# Written request
Write the next part of the personal essay on becoming an EC Comics fan, starting right after its last sentence.

# Selected passage
○ ○ ○

There are comics fans and then there are EC Comics fans. To say one is a comic book fan does not necessarily mean they like EC Comics. Conversely, to say one is an EC Comics fan may well mean that person is almost exclusively a fan of EC Comics.
For the most part, EC Comics fans are and always have been some of the most organized, knowledgeable, creative, and downright nicest people I have ever run across in comics fandom. You know, pretty much the opposite of what was predicted by the late Dr. Wertham and those he so misguidedly stirred up back in the 1950s.
If you aren’t familiar with EC Comics, the 1950s publisher was known for its particularly grisly horror comics, its sleek, thought-provoking science fiction, its social justice tales, its anti-war stories, and, finally, its astonishingly influential humor comics.
For the first few years I collected comic books, I was completely ignorant of EC except for Mad and, as an elementary school student, I only occasionally saw an issue of that and had no idea of the folks behind it. I first saw the three ghoulunatics—The Old Witch, the Crypt Keeper, and the Vault Keeper, when they appeared for a few panels in an issue of Marvel’s Not Brand Echh in 1968. Had no idea who they were. I picked up a few of the later editions of the first Mad paperbacks, too, but had no idea exactly what I had.
Then I spotted the ads for Woody Gelman’s Horror Comics of the 1950s, forever revered by hardcore EC fans today as “The Big Book.” Only once did I ever see a copy in stores, though, and the dust jacket was badly torn so I didn’t buy it.
My real introduction to EC Comics came when I discovered comics fandom. Alan Light’s Flashback was first, with several Wallace Wood science fiction stories reproduced in murky black and white scans from the original comics. Then I mailordered a copy of the program book for the one and only EC Convention because it had a fun and naughty cover, also by Wallace Wood, an artist whose work I already knew from Marvel, DC, and Tower Comics. The con book also had a well-chosen selection of reprints in the back. From there, things moved rapidly, as the Tales from the Crypt and Vault of Horror movies came out and articles about EC popped up with regularity in fandom and even in “real” newspapers. I learned of Dr. Fredric Wertham and his long-standing anti-comics movement. I even read a copy of Seduction of the Innocent via inter-library loan. (Didn’t believe a word of it!) I was a charter subscriber to the short-lived East Coast Comix project, which reprinted vintage EC issues in full and in color but with new text pages. Other EC-related fan projects were everywhere by the late 1970s, many of them from Russ Cochran via his direct line to EC Publisher William M. Gaines. There was even a hardcover biography of Gaines himself that briefly flirted with the bestseller lists!

○ ○ ○

# Dataset entries
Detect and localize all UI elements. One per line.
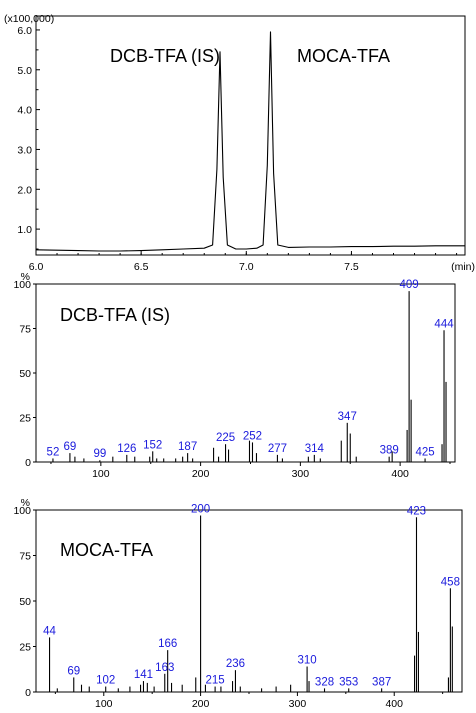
y-tick-label: 1.0 bbox=[17, 224, 32, 236]
peak-label: 387 bbox=[372, 676, 391, 688]
peak-label: 236 bbox=[226, 658, 245, 670]
x-axis-unit-label: (min) bbox=[451, 261, 475, 273]
peak-label: 310 bbox=[297, 655, 316, 667]
peak-label: 69 bbox=[67, 665, 80, 677]
peak-label: 187 bbox=[178, 441, 197, 453]
peak-label: 166 bbox=[158, 638, 177, 650]
y-tick-label: 50 bbox=[19, 368, 31, 380]
plot-frame bbox=[35, 509, 463, 693]
peak-label: 252 bbox=[243, 430, 262, 442]
y-tick-label: 3.0 bbox=[17, 144, 32, 156]
chromatogram-trace bbox=[35, 31, 465, 252]
y-tick-label: 6.0 bbox=[17, 25, 32, 37]
x-tick-label: 6.0 bbox=[29, 261, 44, 273]
y-tick-label: 25 bbox=[19, 642, 31, 654]
peak-label: 215 bbox=[206, 675, 225, 687]
peak-label: 328 bbox=[315, 676, 334, 688]
peak-label: 458 bbox=[441, 576, 460, 588]
peak-label: 163 bbox=[155, 662, 174, 674]
peak-annotation-moca: MOCA-TFA bbox=[297, 46, 390, 66]
peak-label: 44 bbox=[43, 625, 56, 637]
peak-label: 225 bbox=[216, 432, 235, 444]
peak-label: 389 bbox=[380, 445, 399, 457]
x-tick-label: 7.0 bbox=[239, 261, 254, 273]
x-tick-label: 200 bbox=[192, 468, 210, 480]
y-tick-label: 100 bbox=[13, 505, 31, 517]
y-tick-label: 0 bbox=[25, 687, 31, 699]
y-axis-percent-label: % bbox=[21, 271, 30, 283]
y-multiplier-label: (x100,000) bbox=[4, 13, 54, 25]
peak-label: 99 bbox=[93, 448, 106, 460]
x-tick-label: 6.5 bbox=[134, 261, 149, 273]
x-tick-label: 7.5 bbox=[344, 261, 359, 273]
peak-label: 102 bbox=[96, 675, 115, 687]
peak-label: 277 bbox=[268, 443, 287, 455]
peak-label: 152 bbox=[143, 439, 162, 451]
peak-label: 353 bbox=[339, 676, 358, 688]
peak-label: 314 bbox=[305, 443, 325, 455]
y-tick-label: 0 bbox=[25, 457, 31, 469]
x-tick-label: 100 bbox=[92, 468, 110, 480]
x-tick-label: 100 bbox=[95, 698, 113, 710]
y-tick-label: 50 bbox=[19, 596, 31, 608]
x-tick-label: 300 bbox=[292, 468, 310, 480]
y-tick-label: 25 bbox=[19, 413, 31, 425]
plot-frame bbox=[35, 15, 466, 256]
peak-label: 409 bbox=[400, 279, 419, 291]
spectrum-title: DCB-TFA (IS) bbox=[60, 305, 170, 325]
peak-label: 52 bbox=[47, 446, 60, 458]
x-tick-label: 400 bbox=[385, 698, 403, 710]
peak-annotation-dcb: DCB-TFA (IS) bbox=[110, 46, 220, 66]
y-tick-label: 100 bbox=[13, 279, 31, 291]
peak-label: 69 bbox=[64, 441, 77, 453]
peak-label: 425 bbox=[415, 446, 434, 458]
y-tick-label: 4.0 bbox=[17, 105, 32, 117]
chromatogram-panel: 1.0 2.0 3.0 4.0 5.0 6.0 6.0 6.5 7.0 7.5 (x100,000)… bbox=[4, 13, 475, 273]
x-tick-label: 400 bbox=[391, 468, 409, 480]
dcb-spectrum-panel: % 0 25 50 75 100 100 200 300 400 52 69 99 126 152 187 22… bbox=[13, 271, 456, 480]
y-tick-label: 75 bbox=[19, 551, 31, 563]
x-tick-label: 200 bbox=[192, 698, 210, 710]
peak-label: 444 bbox=[434, 318, 454, 330]
spectrum-title: MOCA-TFA bbox=[60, 540, 153, 560]
y-axis-percent-label: % bbox=[21, 497, 30, 509]
y-tick-label: 75 bbox=[19, 324, 31, 336]
y-tick-label: 2.0 bbox=[17, 184, 32, 196]
peak-label: 423 bbox=[407, 505, 426, 517]
x-tick-label: 300 bbox=[289, 698, 307, 710]
peak-label: 141 bbox=[134, 669, 153, 681]
peak-label: 200 bbox=[191, 503, 210, 515]
peak-label: 347 bbox=[338, 411, 357, 423]
peak-label: 126 bbox=[117, 443, 136, 455]
y-tick-label: 5.0 bbox=[17, 65, 32, 77]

○ ○ ○

# Final answer
It was Cochran, though, who truly resurrected EC Comics, spending several decades in contextually reprinting every single horror, science fiction, humor, etc. story that EC had ever published in quality, annotated, slipcased hardcovers from Gaines’ preserved collection of all the original art.
All of which is a long-winded way of bringing us to today’s offering—an EC Comics fan’s wet dream—The History of EC Comics by Grant Geissman. Grant Geissman, you say? Sounds familiar. “Isn’t he a highly respected jazz guitarist?” Why, yes. Yes, he is. But he’s also highly respected as an EC Comics historian, having previously written or co-written more than a half dozen other books on EC and Mad, all from major publishers.
This one is from Taschen, the German publisher that delights in putting out those amazing oversized art books dedicated to people, places, and things once thought not to deserve an amazing oversized art book. As with all Taschen books, this one offers beautiful design work. Comics being a visual medium, the entire book—about 600 pages—is perfectly designed to emphasize the colorful, visual history of EC Comics.
But the text isn’t lacking, either. Beginning well before the days of EC proper, Geissman walks us through the history of both M.C. Gaines and his son William M. Gaines, two people who had some major issues with each other but each of whom played several important parts in the overall history of comic books.
We learn about All-American Comics and its connections to both DC and EC comics; we get the lowdown on Educational Comics and how it became Entertaining Comics; we revisit the infamous Congressional hearings on juvenile delinquency; we witness Mad becoming a cultural icon far and above its four-color beginnings.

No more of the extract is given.